# [THE PROBLEM]
Omit all pictures. Copy the rest of the material exactly.

# [LISTED RECORDS]
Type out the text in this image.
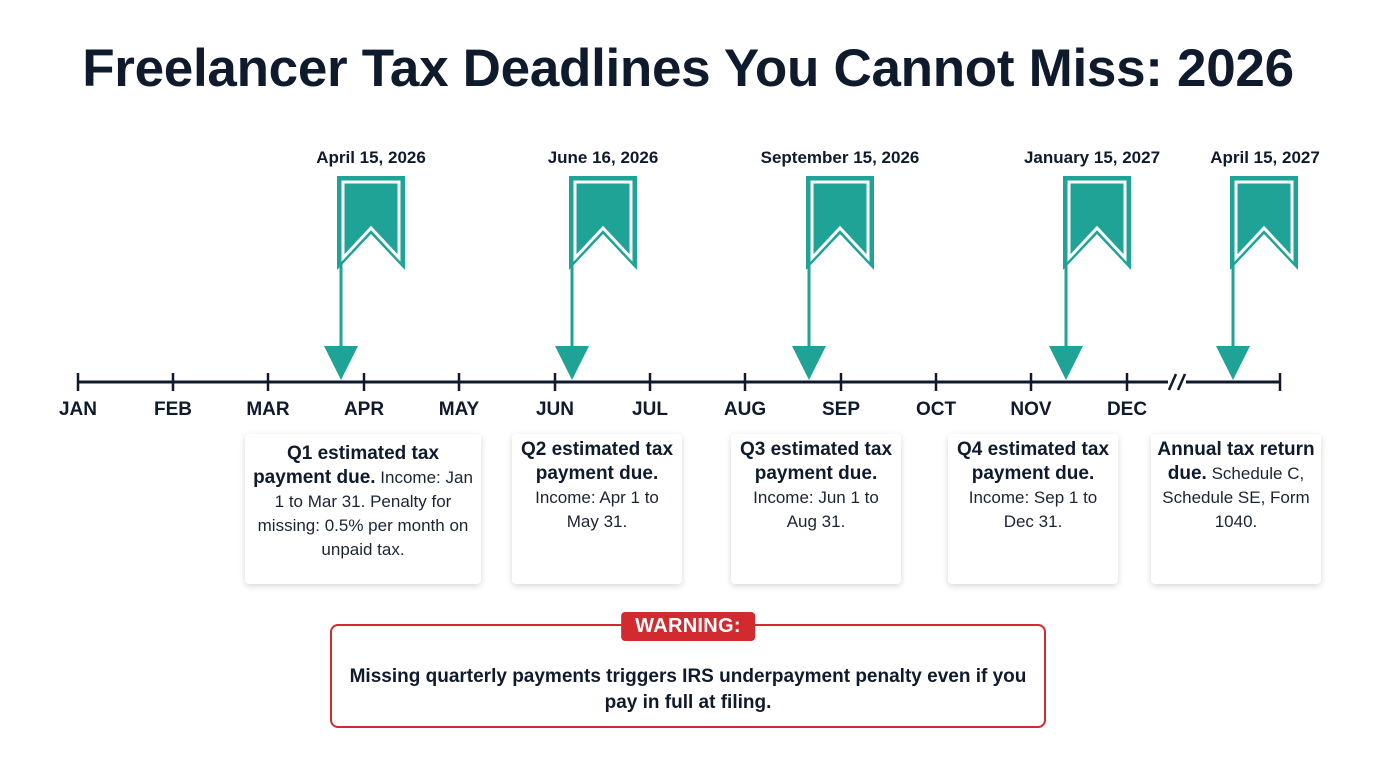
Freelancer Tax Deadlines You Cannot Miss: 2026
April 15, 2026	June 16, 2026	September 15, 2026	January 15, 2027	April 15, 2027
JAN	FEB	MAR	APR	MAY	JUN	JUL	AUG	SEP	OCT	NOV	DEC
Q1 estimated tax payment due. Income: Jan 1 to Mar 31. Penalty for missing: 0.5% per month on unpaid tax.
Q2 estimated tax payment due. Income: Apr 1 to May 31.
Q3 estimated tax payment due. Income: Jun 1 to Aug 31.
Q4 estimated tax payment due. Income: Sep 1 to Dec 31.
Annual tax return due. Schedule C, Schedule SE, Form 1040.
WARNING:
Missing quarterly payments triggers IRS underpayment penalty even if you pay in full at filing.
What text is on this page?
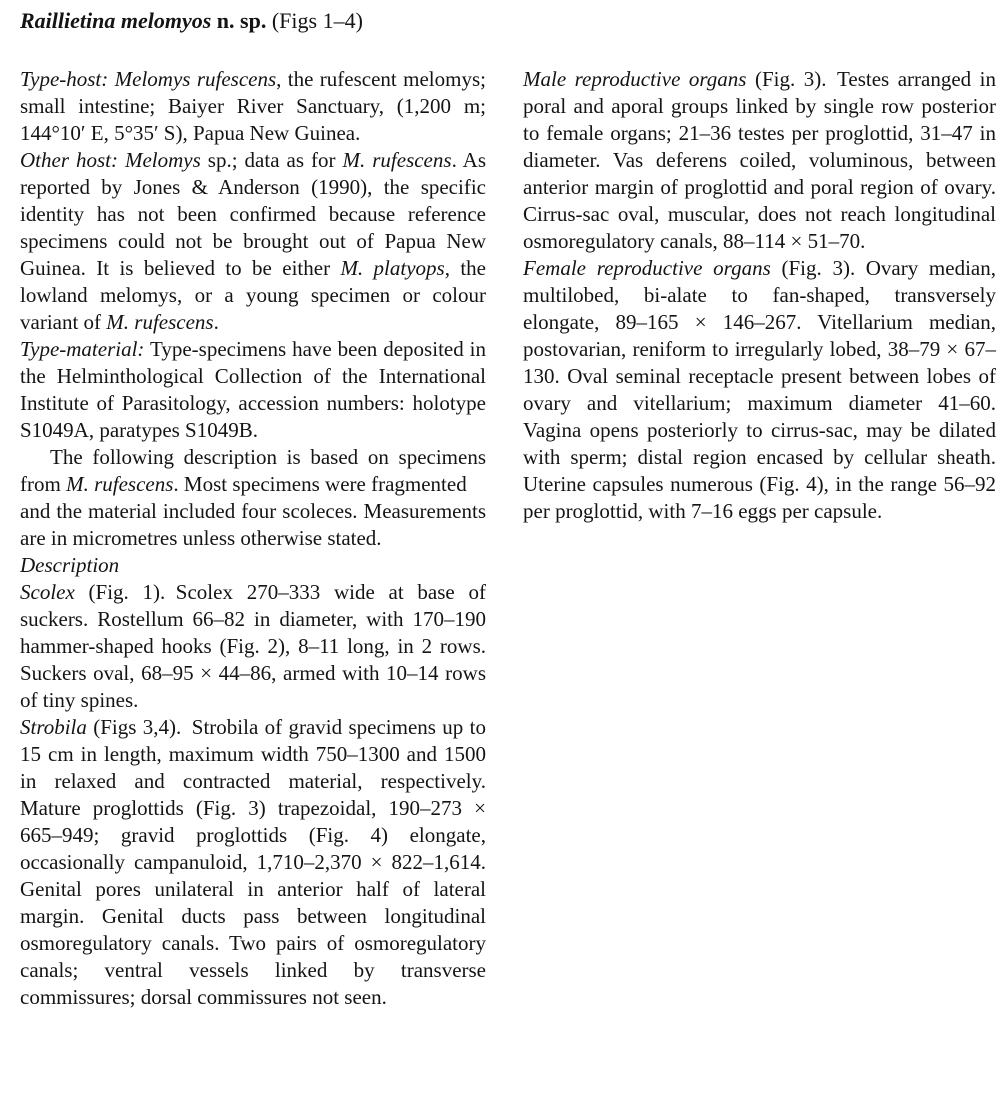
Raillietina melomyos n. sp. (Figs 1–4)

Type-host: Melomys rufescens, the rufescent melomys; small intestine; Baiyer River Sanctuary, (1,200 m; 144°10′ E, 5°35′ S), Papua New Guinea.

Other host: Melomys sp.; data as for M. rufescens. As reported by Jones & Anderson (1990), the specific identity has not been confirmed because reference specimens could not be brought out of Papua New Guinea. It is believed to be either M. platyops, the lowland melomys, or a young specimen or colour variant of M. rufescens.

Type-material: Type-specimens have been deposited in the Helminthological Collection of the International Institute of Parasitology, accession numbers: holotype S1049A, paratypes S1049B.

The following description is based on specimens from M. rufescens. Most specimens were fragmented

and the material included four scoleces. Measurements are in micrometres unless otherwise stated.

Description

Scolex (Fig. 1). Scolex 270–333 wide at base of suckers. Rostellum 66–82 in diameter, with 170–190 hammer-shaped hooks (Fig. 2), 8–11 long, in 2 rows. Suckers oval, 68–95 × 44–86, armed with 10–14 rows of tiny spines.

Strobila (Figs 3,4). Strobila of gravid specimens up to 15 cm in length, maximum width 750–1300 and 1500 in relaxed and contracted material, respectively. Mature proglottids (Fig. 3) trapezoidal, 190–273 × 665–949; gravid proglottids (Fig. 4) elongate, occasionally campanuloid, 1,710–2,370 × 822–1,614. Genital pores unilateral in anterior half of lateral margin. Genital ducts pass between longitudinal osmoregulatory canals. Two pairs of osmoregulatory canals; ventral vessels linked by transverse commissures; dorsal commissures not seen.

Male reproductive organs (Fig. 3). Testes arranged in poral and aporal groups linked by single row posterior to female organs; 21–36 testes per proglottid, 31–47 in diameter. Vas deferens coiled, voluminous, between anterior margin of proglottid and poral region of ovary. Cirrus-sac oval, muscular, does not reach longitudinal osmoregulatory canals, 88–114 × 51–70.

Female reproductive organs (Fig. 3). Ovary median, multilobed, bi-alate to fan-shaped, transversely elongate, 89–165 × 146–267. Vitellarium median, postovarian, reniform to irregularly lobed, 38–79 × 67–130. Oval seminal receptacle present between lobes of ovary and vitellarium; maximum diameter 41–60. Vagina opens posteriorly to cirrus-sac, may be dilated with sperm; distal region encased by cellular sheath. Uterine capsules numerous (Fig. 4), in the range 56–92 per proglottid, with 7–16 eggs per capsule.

# [CORRECT OUTPUT]
Type out the text in this image.
Freelancer Tax Deadlines You Cannot Miss: 2026
April 15, 2026	June 16, 2026	September 15, 2026	January 15, 2027	April 15, 2027
JAN	FEB	MAR	APR	MAY	JUN	JUL	AUG	SEP	OCT	NOV	DEC
Q1 estimated tax payment due. Income: Jan 1 to Mar 31. Penalty for missing: 0.5% per month on unpaid tax.
Q2 estimated tax payment due. Income: Apr 1 to May 31.
Q3 estimated tax payment due. Income: Jun 1 to Aug 31.
Q4 estimated tax payment due. Income: Sep 1 to Dec 31.
Annual tax return due. Schedule C, Schedule SE, Form 1040.
WARNING:
Missing quarterly payments triggers IRS underpayment penalty even if you pay in full at filing.
What text is on this page?
Raillietina melomyos n. sp. (Figs 1–4)

Type-host: Melomys rufescens, the rufescent melomys; small intestine; Baiyer River Sanctuary, (1,200 m; 144°10′ E, 5°35′ S), Papua New Guinea.

Other host: Melomys sp.; data as for M. rufescens. As reported by Jones & Anderson (1990), the specific identity has not been confirmed because reference specimens could not be brought out of Papua New Guinea. It is believed to be either M. platyops, the lowland melomys, or a young specimen or colour variant of M. rufescens.

Type-material: Type-specimens have been deposited in the Helminthological Collection of the International Institute of Parasitology, accession numbers: holotype S1049A, paratypes S1049B.

The following description is based on specimens from M. rufescens. Most specimens were fragmented

and the material included four scoleces. Measurements are in micrometres unless otherwise stated.

Description

Scolex (Fig. 1). Scolex 270–333 wide at base of suckers. Rostellum 66–82 in diameter, with 170–190 hammer-shaped hooks (Fig. 2), 8–11 long, in 2 rows. Suckers oval, 68–95 × 44–86, armed with 10–14 rows of tiny spines.

Strobila (Figs 3,4). Strobila of gravid specimens up to 15 cm in length, maximum width 750–1300 and 1500 in relaxed and contracted material, respectively. Mature proglottids (Fig. 3) trapezoidal, 190–273 × 665–949; gravid proglottids (Fig. 4) elongate, occasionally campanuloid, 1,710–2,370 × 822–1,614. Genital pores unilateral in anterior half of lateral margin. Genital ducts pass between longitudinal osmoregulatory canals. Two pairs of osmoregulatory canals; ventral vessels linked by transverse commissures; dorsal commissures not seen.

Male reproductive organs (Fig. 3). Testes arranged in poral and aporal groups linked by single row posterior to female organs; 21–36 testes per proglottid, 31–47 in diameter. Vas deferens coiled, voluminous, between anterior margin of proglottid and poral region of ovary. Cirrus-sac oval, muscular, does not reach longitudinal osmoregulatory canals, 88–114 × 51–70.

Female reproductive organs (Fig. 3). Ovary median, multilobed, bi-alate to fan-shaped, transversely elongate, 89–165 × 146–267. Vitellarium median, postovarian, reniform to irregularly lobed, 38–79 × 67–130. Oval seminal receptacle present between lobes of ovary and vitellarium; maximum diameter 41–60. Vagina opens posteriorly to cirrus-sac, may be dilated with sperm; distal region encased by cellular sheath. Uterine capsules numerous (Fig. 4), in the range 56–92 per proglottid, with 7–16 eggs per capsule.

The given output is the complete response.